_Text provided_.
Dodson MW, Leung LK, Lone M, Lizzio MA, Guo M - Dis Model Mech (2014)

Bottom Line: Using these alleles, we show that lrrk loss-of-function causes striking defects in the endolysosomal and autophagy pathways, including the accumulation of markedly enlarged lysosomes that are laden with undigested contents, consistent with a defect in lysosomal degradation. lrrk loss-of-function also results in the accumulation of autophagosomes, as well as the presence of enlarged early endosomes laden with mono-ubiquitylated cargo proteins, suggesting an additional defect in lysosomal substrate delivery.Interestingly, the lysosomal abnormalities in these lrrk mutants can be suppressed by a constitutively active form of the small GTPase rab9, which promotes retromer-dependent recycling from late endosomes to the Golgi.Collectively, our data provides compelling evidence of a vital role for lrrk in lysosomal function and endolysosomal membrane transport in vivo, and suggests a link between lrrk and retromer-mediated endosomal recycling.

[Structured page parsing data]
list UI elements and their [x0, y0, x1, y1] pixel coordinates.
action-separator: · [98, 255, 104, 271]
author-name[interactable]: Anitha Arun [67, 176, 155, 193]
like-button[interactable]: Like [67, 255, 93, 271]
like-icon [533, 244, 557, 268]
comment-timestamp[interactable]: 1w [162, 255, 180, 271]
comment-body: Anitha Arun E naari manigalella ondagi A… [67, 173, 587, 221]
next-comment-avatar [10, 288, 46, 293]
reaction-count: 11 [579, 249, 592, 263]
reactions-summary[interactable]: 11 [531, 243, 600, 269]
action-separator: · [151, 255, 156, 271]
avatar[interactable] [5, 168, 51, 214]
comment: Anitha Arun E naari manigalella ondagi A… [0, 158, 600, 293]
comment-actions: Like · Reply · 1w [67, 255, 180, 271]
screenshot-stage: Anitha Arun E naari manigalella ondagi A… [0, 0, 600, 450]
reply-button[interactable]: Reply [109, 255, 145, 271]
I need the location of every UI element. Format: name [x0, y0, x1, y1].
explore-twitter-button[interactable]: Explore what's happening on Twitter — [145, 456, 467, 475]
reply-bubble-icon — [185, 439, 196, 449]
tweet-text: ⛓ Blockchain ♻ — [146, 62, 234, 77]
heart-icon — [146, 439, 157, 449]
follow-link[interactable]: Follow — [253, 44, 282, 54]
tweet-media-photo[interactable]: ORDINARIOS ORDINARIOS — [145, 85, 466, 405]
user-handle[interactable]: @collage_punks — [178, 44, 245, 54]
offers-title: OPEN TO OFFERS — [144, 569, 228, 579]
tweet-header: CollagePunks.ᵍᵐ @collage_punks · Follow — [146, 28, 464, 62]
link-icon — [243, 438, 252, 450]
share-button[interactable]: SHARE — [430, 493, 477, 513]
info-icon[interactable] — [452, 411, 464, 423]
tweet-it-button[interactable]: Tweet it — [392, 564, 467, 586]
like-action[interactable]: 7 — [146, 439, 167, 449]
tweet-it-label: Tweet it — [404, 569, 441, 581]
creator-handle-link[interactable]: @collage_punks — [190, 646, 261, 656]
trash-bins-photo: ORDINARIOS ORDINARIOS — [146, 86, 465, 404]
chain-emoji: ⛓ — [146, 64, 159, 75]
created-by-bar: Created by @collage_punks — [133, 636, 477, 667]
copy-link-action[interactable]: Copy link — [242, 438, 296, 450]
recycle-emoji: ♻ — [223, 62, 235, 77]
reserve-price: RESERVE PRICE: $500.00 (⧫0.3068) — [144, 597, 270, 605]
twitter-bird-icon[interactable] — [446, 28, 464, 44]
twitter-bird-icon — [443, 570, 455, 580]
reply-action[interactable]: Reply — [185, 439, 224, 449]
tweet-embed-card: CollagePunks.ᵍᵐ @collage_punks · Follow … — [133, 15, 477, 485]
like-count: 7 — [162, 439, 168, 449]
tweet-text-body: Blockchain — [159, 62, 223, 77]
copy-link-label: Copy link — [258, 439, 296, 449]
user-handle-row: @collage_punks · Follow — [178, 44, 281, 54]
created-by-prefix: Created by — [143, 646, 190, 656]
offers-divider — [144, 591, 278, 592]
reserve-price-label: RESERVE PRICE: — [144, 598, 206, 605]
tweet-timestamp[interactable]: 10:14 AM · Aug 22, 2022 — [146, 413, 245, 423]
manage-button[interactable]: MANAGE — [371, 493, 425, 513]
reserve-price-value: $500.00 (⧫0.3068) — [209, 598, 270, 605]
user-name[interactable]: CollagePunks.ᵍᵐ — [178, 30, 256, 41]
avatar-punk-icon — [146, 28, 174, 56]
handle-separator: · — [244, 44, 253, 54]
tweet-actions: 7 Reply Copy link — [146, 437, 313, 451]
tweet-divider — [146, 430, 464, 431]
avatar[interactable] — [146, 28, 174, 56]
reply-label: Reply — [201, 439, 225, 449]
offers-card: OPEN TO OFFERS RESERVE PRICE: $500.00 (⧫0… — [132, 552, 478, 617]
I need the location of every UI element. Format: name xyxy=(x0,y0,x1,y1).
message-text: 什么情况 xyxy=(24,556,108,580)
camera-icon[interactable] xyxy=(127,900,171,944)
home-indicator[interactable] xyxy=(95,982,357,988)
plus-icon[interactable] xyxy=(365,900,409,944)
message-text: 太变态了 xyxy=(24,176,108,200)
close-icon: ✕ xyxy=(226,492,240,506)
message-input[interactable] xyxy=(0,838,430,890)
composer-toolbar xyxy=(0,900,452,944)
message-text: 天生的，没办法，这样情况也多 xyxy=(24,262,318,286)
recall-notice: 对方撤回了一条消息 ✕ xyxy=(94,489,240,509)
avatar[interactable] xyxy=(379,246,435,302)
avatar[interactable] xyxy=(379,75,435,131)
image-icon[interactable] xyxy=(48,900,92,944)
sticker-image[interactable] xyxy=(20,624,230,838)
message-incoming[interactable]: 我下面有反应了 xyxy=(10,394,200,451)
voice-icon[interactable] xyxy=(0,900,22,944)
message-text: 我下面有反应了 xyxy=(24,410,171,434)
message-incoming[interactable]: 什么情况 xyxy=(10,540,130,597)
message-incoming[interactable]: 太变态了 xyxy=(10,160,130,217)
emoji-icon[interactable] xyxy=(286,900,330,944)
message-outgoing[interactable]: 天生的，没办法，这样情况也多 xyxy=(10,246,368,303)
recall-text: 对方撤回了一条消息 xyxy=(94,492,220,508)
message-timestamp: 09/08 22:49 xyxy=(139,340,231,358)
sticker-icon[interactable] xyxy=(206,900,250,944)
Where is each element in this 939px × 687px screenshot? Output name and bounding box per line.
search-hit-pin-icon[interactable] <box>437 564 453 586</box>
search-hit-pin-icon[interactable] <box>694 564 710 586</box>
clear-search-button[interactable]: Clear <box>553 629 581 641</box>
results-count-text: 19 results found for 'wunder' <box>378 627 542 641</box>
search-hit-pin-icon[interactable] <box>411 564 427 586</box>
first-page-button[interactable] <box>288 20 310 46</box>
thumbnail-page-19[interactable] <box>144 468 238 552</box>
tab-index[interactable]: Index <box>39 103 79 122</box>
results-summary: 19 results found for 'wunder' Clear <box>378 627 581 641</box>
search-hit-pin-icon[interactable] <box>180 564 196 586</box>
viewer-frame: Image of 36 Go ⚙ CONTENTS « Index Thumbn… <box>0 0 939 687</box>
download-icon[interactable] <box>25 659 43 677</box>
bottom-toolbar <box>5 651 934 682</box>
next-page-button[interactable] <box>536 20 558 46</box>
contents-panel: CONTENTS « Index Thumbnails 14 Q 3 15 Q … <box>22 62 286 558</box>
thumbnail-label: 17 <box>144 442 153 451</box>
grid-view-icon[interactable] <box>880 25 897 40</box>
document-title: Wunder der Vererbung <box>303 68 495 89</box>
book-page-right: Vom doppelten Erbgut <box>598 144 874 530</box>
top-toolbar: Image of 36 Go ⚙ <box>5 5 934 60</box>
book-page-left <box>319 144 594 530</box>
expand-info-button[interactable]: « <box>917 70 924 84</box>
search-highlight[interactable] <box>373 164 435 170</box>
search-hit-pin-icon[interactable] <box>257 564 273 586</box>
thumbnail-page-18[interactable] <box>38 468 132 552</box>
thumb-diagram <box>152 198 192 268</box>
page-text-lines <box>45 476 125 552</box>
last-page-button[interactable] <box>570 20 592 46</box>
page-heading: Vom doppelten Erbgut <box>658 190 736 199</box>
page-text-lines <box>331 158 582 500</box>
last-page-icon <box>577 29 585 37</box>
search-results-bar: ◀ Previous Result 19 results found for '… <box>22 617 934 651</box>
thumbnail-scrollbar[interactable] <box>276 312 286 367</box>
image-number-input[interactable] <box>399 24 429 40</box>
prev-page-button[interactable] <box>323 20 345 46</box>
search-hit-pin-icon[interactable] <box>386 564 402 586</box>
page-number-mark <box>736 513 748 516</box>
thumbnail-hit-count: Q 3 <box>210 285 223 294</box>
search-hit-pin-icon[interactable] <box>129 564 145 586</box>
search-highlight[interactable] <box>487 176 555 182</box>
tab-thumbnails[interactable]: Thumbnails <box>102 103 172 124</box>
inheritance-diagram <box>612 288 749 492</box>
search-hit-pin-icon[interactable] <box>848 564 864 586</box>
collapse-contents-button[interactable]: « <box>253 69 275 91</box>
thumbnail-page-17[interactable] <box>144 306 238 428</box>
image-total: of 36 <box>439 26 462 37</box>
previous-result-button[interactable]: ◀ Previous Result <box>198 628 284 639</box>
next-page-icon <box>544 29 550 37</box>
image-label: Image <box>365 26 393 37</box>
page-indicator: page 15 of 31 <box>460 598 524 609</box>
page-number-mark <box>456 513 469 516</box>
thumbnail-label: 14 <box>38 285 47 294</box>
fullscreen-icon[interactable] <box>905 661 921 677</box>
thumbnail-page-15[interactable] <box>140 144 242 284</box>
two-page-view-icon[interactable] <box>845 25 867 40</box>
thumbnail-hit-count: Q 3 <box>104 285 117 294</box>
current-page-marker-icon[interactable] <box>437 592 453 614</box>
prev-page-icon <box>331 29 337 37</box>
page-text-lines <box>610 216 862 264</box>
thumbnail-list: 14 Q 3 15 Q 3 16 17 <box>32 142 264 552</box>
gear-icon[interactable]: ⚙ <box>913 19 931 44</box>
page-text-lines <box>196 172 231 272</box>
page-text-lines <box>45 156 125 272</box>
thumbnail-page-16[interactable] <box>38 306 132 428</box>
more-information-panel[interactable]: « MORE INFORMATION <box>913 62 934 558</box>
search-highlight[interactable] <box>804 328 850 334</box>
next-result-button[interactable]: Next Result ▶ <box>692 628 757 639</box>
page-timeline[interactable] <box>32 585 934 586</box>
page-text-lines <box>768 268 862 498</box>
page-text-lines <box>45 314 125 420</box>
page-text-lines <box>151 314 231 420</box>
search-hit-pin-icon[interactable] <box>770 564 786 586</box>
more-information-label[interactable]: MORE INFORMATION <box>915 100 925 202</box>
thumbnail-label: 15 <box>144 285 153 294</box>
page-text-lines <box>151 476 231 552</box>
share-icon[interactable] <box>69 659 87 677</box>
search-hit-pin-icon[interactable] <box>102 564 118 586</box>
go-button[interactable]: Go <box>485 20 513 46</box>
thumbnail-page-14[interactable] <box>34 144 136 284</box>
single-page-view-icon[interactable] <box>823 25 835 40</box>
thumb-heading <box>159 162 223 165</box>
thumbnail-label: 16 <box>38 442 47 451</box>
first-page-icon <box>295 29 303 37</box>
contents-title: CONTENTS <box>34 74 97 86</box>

_Work task_.
Please answer these questions about the lrrk study summary:
1. What kind of lysosomes accumulate when lrrk function is lost?
2. What cargo fills the enlarged early endosomes?
3. What suppresses the lysosomal abnormalities in the lrrk mutants?

_Solution to the exercise_.
1. Markedly enlarged lysosomes that are laden with undigested contents.
2. Mono-ubiquitylated cargo proteins.
3. A constitutively active form of the small GTPase rab9.